- [DOCUMENT PASSAGE]
⟨

All the ONT 642-845 commands in one compact, portable resource

Preparing for the CCNP® certification? Working as a network professional? Here are all the CCNP-level commands for the ONT exam you need in one condensed, portable resource. The CCNP ONT Portable Command Guide is filled with valuable, easy-to-access information and is portable enough for use whether you’re in the server room or the equipment closet.

This book will help you memorize commands and concepts as you work to pass the CCNP ONT exam (642-845). The guide summarizes all CCNP certification-level Cisco IOS® Software commands, keywords, command arguments, and associated prompts, providing you with tips and examples of how to apply the commands to real-world scenarios. Sample configurations throughout the book provide you with a better understanding of how these commands are used in simple network designs.

The topics in this portable command guide cover how to do the following:

  • Describe Cisco VoIP implementations
  • Describe QoS considerations
  • Describe DiffServ QoS implementations
  • Implement AutoQoS
  • Implement WLAN security and management

Scott Empson is currently the assistant program chair of the bachelor of applied information systems technology degree program at the Northern Alberta Institute of Technology in Edmonton, Alberta, Canada, teaching Cisco® routing, switching, and network design courses in certificate, diploma, and applied degree programs at the post-secondary level.

⟩

- [GIVEN EXERCISE]
Transcribe the part of the command guide description that begins with the words "Preparing for the" and ends after the words "simple network designs.".

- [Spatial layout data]
⟨

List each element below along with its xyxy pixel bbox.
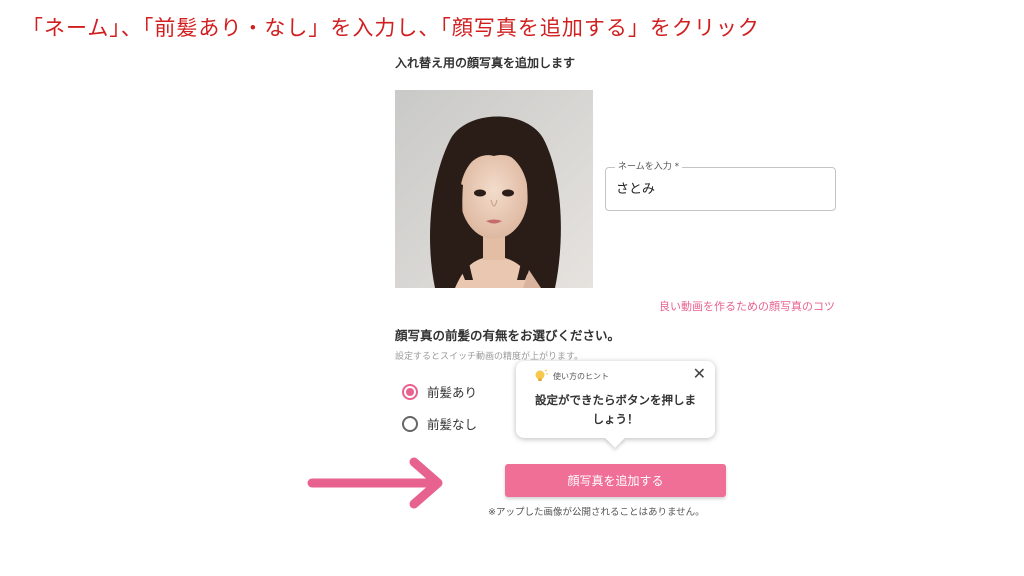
arrow-right-icon [307, 457, 443, 509]
face-photo-image [395, 90, 593, 288]
add-photo-button[interactable]: 顔写真を追加する [505, 464, 726, 497]
photo-tips-link[interactable]: 良い動画を作るための顔写真のコツ [659, 298, 835, 314]
face-photo [395, 90, 593, 288]
tooltip-header-label: 使い方のヒント [553, 371, 609, 381]
section-title: 入れ替え用の顔写真を追加します [395, 56, 576, 70]
radio-bangs-no[interactable]: 前髪なし [402, 414, 477, 433]
radio-checked-icon[interactable] [402, 383, 418, 400]
hint-tooltip: 使い方のヒント ✕ 設定ができたらボタンを押しましょう！ [516, 361, 715, 438]
name-input[interactable] [616, 180, 826, 195]
privacy-note: ※アップした画像が公開されることはありません。 [488, 507, 705, 518]
radio-unchecked-icon[interactable] [402, 415, 418, 432]
name-field-label: ネームを入力 * [615, 161, 683, 173]
instruction-caption: 「ネーム」、「前髪あり・なし」を入力し、「顔写真を追加する」をクリック [22, 16, 760, 40]
lightbulb-icon [535, 369, 548, 381]
tooltip-message: 設定ができたらボタンを押しましょう！ [535, 393, 696, 426]
radio-label-bangs-yes: 前髪あり [427, 385, 478, 400]
tooltip-header: 使い方のヒント [534, 369, 609, 383]
radio-label-bangs-no: 前髪なし [427, 417, 478, 432]
name-field[interactable]: ネームを入力 * [605, 161, 836, 211]
radio-bangs-yes[interactable]: 前髪あり [402, 382, 477, 401]
bangs-question: 顔写真の前髪の有無をお選びください。 [395, 328, 621, 343]
close-icon[interactable]: ✕ [693, 364, 706, 384]
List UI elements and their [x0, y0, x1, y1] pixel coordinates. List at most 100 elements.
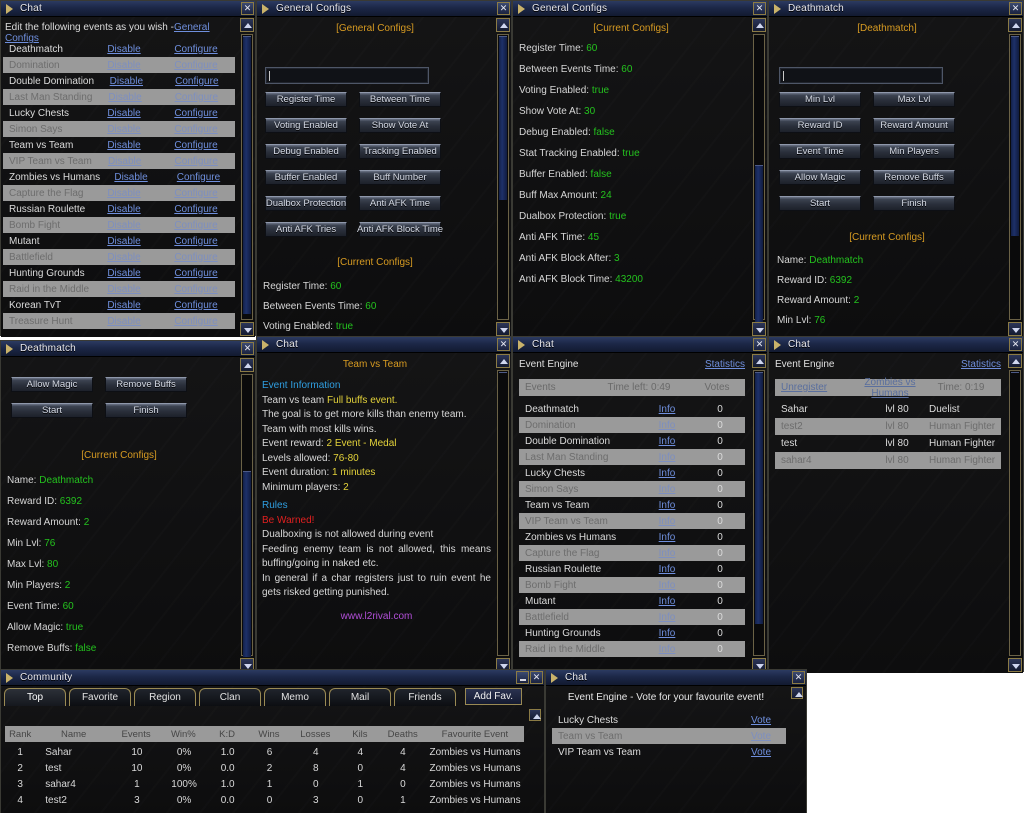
tab-memo[interactable]: Memo [264, 688, 326, 706]
event-row[interactable]: Simon Says Disable Configure [3, 121, 235, 137]
config-button[interactable]: Remove Buffs [873, 170, 955, 185]
registered-player-row[interactable]: test2 lvl 80 Human Fighter [775, 418, 1001, 435]
tab-top[interactable]: Top [4, 688, 66, 706]
event-vote-row[interactable]: Hunting Grounds Info 0 [519, 625, 745, 641]
event-row[interactable]: Raid in the Middle Disable Configure [3, 281, 235, 297]
close-icon[interactable]: ✕ [530, 671, 543, 684]
event-vote-row[interactable]: Capture the Flag Info 0 [519, 545, 745, 561]
config-button[interactable]: Finish [873, 196, 955, 211]
disable-link[interactable]: Disable [91, 124, 157, 135]
event-row[interactable]: VIP Team vs Team Disable Configure [3, 153, 235, 169]
disable-link[interactable]: Disable [91, 300, 157, 311]
info-link[interactable]: Info [639, 500, 695, 511]
vote-link[interactable]: Vote [736, 715, 786, 726]
configure-link[interactable]: Configure [157, 188, 235, 199]
scroll-thumb[interactable] [499, 36, 507, 200]
event-vote-row[interactable]: Battlefield Info 0 [519, 609, 745, 625]
scroll-up-icon[interactable] [240, 358, 254, 372]
tab-region[interactable]: Region [134, 688, 196, 706]
info-link[interactable]: Info [639, 404, 695, 415]
unregister-link[interactable]: Unregister [775, 382, 859, 393]
event-row[interactable]: Korean TvT Disable Configure [3, 297, 235, 313]
configure-link[interactable]: Configure [157, 252, 235, 263]
configure-link[interactable]: Configure [157, 124, 235, 135]
table-row[interactable]: 1 Sahar 10 0% 1.0 6 4 4 4 Zombies vs Humans [5, 744, 524, 760]
config-button[interactable]: Max Lvl [873, 92, 955, 107]
titlebar-general-configs-current[interactable]: General Configs ✕ [513, 1, 767, 17]
info-link[interactable]: Info [639, 644, 695, 655]
configure-link[interactable]: Configure [157, 316, 235, 327]
scroll-up-icon[interactable] [240, 18, 254, 32]
configure-link[interactable]: Configure [157, 156, 235, 167]
disable-link[interactable]: Disable [91, 316, 157, 327]
scroll-up-icon[interactable] [752, 18, 766, 32]
disable-link[interactable]: Disable [94, 76, 159, 87]
disable-link[interactable]: Disable [91, 44, 157, 55]
close-icon[interactable]: ✕ [1009, 2, 1022, 15]
allow-magic-button[interactable]: Allow Magic [11, 377, 93, 392]
registered-player-row[interactable]: sahar4 lvl 80 Human Fighter [775, 452, 1001, 469]
event-row[interactable]: Double Domination Disable Configure [3, 73, 235, 89]
event-row[interactable]: Deathmatch Disable Configure [3, 41, 235, 57]
disable-link[interactable]: Disable [92, 92, 157, 103]
remove-buffs-button[interactable]: Remove Buffs [105, 377, 187, 392]
config-button[interactable]: Anti AFK Block Time [357, 222, 443, 237]
table-row[interactable]: 3 sahar4 1 100% 1.0 1 0 1 0 Zombies vs Humans [5, 776, 524, 792]
info-link[interactable]: Info [639, 436, 695, 447]
titlebar-general-configs[interactable]: General Configs ✕ [257, 1, 511, 17]
configure-link[interactable]: Configure [158, 92, 235, 103]
event-row[interactable]: Lucky Chests Disable Configure [3, 105, 235, 121]
scrollbar-events-list[interactable] [239, 17, 255, 337]
statistics-link[interactable]: Statistics [705, 359, 745, 370]
statistics-link[interactable]: Statistics [961, 359, 1001, 370]
event-vote-row[interactable]: Domination Info 0 [519, 417, 745, 433]
config-button[interactable]: Between Time [359, 92, 441, 107]
configure-link[interactable]: Configure [157, 220, 235, 231]
config-button[interactable]: Buffer Enabled [265, 170, 347, 185]
event-vote-row[interactable]: Deathmatch Info 0 [519, 401, 745, 417]
scroll-up-icon[interactable] [496, 354, 510, 368]
event-row[interactable]: Mutant Disable Configure [3, 233, 235, 249]
disable-link[interactable]: Disable [91, 220, 157, 231]
configure-link[interactable]: Configure [157, 60, 235, 71]
scroll-track[interactable] [753, 34, 765, 323]
titlebar-events-list[interactable]: Chat ✕ [1, 1, 255, 17]
scroll-up-icon[interactable] [752, 354, 766, 368]
info-link[interactable]: Info [639, 628, 695, 639]
close-icon[interactable]: ✕ [792, 671, 805, 684]
general-configs-input[interactable] [265, 67, 429, 84]
info-link[interactable]: Info [639, 564, 695, 575]
titlebar-deathmatch-details[interactable]: Deathmatch ✕ [1, 341, 255, 357]
config-button[interactable]: Allow Magic [779, 170, 861, 185]
event-vote-row[interactable]: Bomb Fight Info 0 [519, 577, 745, 593]
scrollbar-general-configs[interactable] [495, 17, 511, 337]
configure-link[interactable]: Configure [157, 284, 235, 295]
event-vote-row[interactable]: Zombies vs Humans Info 0 [519, 529, 745, 545]
close-icon[interactable]: ✕ [753, 2, 766, 15]
configure-link[interactable]: Configure [157, 300, 235, 311]
event-vote-row[interactable]: Mutant Info 0 [519, 593, 745, 609]
close-icon[interactable]: ✕ [753, 338, 766, 351]
scroll-thumb[interactable] [755, 372, 763, 624]
tab-mail[interactable]: Mail [329, 688, 391, 706]
titlebar-event-engine-registered[interactable]: Chat ✕ [769, 337, 1023, 353]
finish-button[interactable]: Finish [105, 403, 187, 418]
deathmatch-input[interactable] [779, 67, 943, 84]
event-row[interactable]: Russian Roulette Disable Configure [3, 201, 235, 217]
add-favorite-button[interactable]: Add Fav. [464, 688, 522, 705]
config-button[interactable]: Dualbox Protection [265, 196, 347, 211]
scrollbar-vote-panel[interactable] [790, 686, 804, 813]
event-row[interactable]: Bomb Fight Disable Configure [3, 217, 235, 233]
scroll-track[interactable] [753, 370, 765, 656]
configure-link[interactable]: Configure [162, 172, 235, 183]
info-link[interactable]: Info [639, 420, 695, 431]
start-button[interactable]: Start [11, 403, 93, 418]
scrollbar-community[interactable] [528, 708, 542, 812]
scrollbar-event-engine-vote[interactable] [751, 353, 767, 673]
titlebar-vote-panel[interactable]: Chat ✕ [546, 670, 806, 686]
scroll-down-icon[interactable] [752, 322, 766, 336]
config-button[interactable]: Debug Enabled [265, 144, 347, 159]
configure-link[interactable]: Configure [157, 236, 235, 247]
scroll-up-icon[interactable] [529, 709, 541, 721]
info-link[interactable]: Info [639, 468, 695, 479]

⟩

- [CORRECT ANSWER]
Preparing for the CCNP® certification? Working as a network professional? Here are all the CCNP-level commands for the ONT exam you need in one condensed, portable resource. The CCNP ONT Portable Command Guide is filled with valuable, easy-to-access information and is portable enough for use whether you’re in the server room or the equipment closet.

This book will help you memorize commands and concepts as you work to pass the CCNP ONT exam (642-845). The guide summarizes all CCNP certification-level Cisco IOS® Software commands, keywords, command arguments, and associated prompts, providing you with tips and examples of how to apply the commands to real-world scenarios. Sample configurations throughout the book provide you with a better understanding of how these commands are used in simple network designs.